→ Work to do
Copy out each line of the material below with no changes.

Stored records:
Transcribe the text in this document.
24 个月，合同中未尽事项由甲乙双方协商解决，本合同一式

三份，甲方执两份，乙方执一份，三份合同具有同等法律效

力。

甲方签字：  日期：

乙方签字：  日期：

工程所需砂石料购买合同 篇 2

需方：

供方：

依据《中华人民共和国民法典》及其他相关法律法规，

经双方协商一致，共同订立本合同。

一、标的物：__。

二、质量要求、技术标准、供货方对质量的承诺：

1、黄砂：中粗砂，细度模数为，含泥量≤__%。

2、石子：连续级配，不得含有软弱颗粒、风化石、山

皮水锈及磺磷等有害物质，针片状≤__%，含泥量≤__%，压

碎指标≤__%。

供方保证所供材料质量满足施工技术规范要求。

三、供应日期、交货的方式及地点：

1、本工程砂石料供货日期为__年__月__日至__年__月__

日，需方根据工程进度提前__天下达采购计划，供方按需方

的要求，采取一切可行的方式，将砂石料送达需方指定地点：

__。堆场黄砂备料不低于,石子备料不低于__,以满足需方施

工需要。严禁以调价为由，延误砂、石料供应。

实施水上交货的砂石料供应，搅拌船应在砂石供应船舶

→ Output for this exercise
Transcribe the text in this document.
24 个月，合同中未尽事项由甲乙双方协商解决，本合同一式

三份，甲方执两份，乙方执一份，三份合同具有同等法律效

力。

甲方签字：  日期：

乙方签字：  日期：

工程所需砂石料购买合同 篇 2

需方：

供方：

依据《中华人民共和国民法典》及其他相关法律法规，

经双方协商一致，共同订立本合同。

一、标的物：__。

二、质量要求、技术标准、供货方对质量的承诺：

1、黄砂：中粗砂，细度模数为，含泥量≤__%。

2、石子：连续级配，不得含有软弱颗粒、风化石、山

皮水锈及磺磷等有害物质，针片状≤__%，含泥量≤__%，压

碎指标≤__%。

供方保证所供材料质量满足施工技术规范要求。

三、供应日期、交货的方式及地点：

1、本工程砂石料供货日期为__年__月__日至__年__月__

日，需方根据工程进度提前__天下达采购计划，供方按需方

的要求，采取一切可行的方式，将砂石料送达需方指定地点：

__。堆场黄砂备料不低于,石子备料不低于__,以满足需方施

工需要。严禁以调价为由，延误砂、石料供应。

实施水上交货的砂石料供应，搅拌船应在砂石供应船舶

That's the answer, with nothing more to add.